The data start
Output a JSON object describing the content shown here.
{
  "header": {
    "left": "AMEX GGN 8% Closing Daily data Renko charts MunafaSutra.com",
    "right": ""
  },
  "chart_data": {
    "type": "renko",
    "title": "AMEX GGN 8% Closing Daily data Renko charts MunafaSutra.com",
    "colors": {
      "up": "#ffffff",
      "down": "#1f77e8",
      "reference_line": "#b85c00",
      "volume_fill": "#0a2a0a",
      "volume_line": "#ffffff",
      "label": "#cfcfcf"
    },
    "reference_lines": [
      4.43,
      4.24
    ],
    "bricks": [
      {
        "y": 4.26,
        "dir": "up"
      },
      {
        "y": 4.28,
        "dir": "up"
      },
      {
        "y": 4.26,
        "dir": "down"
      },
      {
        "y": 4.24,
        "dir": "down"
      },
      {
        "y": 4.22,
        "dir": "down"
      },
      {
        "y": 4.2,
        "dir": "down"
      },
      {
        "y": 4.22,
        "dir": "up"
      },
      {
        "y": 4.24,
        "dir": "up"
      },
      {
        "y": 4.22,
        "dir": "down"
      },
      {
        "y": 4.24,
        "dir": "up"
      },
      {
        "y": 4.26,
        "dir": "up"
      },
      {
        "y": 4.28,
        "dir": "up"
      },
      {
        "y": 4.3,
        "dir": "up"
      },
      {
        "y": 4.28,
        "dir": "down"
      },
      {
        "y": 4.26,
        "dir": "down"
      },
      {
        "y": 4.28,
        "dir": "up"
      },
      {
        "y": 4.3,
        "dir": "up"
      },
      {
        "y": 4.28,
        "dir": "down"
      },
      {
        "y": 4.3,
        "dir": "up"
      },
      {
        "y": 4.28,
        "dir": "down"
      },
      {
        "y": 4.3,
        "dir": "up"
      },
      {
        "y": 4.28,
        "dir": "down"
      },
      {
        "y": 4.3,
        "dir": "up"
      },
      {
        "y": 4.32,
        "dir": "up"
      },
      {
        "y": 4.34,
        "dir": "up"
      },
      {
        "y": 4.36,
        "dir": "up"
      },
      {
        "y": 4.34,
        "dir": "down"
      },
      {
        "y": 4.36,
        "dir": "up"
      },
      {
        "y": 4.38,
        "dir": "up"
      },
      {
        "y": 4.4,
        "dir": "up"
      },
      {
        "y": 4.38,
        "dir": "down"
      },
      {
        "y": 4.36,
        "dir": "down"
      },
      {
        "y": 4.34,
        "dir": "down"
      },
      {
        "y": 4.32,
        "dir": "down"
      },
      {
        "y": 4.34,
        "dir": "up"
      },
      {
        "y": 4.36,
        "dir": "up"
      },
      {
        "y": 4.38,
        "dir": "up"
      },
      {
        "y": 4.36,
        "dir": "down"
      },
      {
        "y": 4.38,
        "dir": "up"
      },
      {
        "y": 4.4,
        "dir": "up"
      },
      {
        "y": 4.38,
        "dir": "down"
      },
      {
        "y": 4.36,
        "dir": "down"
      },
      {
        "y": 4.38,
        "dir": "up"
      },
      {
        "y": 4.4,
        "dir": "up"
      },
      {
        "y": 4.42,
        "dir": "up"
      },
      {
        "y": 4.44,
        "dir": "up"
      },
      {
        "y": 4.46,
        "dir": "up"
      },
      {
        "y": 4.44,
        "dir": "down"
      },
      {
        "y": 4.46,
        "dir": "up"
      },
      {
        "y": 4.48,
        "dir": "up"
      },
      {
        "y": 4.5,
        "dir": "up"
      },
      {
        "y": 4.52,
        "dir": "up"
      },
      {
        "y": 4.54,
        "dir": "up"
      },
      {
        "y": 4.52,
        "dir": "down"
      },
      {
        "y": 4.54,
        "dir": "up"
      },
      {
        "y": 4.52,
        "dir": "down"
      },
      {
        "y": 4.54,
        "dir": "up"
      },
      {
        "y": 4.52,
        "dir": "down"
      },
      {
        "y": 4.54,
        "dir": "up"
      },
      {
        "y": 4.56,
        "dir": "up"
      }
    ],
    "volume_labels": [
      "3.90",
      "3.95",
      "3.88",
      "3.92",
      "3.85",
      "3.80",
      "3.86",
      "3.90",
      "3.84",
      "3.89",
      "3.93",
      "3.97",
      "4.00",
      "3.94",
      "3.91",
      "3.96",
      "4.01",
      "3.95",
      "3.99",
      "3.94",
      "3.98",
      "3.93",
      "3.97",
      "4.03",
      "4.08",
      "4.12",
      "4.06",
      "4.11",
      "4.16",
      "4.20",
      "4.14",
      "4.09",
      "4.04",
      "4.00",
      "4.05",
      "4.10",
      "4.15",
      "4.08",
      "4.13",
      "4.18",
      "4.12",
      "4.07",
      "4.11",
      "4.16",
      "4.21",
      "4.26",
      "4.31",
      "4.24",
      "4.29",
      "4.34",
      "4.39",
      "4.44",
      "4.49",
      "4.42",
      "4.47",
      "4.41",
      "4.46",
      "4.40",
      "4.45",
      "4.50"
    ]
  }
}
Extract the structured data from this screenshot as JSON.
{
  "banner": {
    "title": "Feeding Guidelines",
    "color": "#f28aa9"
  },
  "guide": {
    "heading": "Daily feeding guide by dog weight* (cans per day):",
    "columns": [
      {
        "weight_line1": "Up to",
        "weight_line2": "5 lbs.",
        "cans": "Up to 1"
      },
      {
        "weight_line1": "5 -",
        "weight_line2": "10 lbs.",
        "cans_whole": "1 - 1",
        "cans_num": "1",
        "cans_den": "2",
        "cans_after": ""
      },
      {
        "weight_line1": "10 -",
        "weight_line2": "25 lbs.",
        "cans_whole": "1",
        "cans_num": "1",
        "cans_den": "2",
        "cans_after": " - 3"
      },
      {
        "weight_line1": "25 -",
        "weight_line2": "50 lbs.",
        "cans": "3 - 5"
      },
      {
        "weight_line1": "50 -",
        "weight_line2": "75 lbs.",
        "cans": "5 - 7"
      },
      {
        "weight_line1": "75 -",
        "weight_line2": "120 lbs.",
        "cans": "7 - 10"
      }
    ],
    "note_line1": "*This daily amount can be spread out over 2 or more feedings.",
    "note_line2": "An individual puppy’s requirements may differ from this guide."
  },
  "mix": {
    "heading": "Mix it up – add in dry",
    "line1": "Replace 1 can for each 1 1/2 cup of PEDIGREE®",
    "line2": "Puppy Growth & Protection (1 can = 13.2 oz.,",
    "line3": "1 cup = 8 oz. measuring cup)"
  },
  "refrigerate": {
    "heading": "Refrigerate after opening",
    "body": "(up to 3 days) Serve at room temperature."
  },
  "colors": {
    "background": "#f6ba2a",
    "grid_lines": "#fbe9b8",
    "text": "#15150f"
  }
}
The data end
Exercise instructions: Each line of the material above either contains the word "AMEX" or does not; state how many do, and nothing else.

Result of this exercise: 2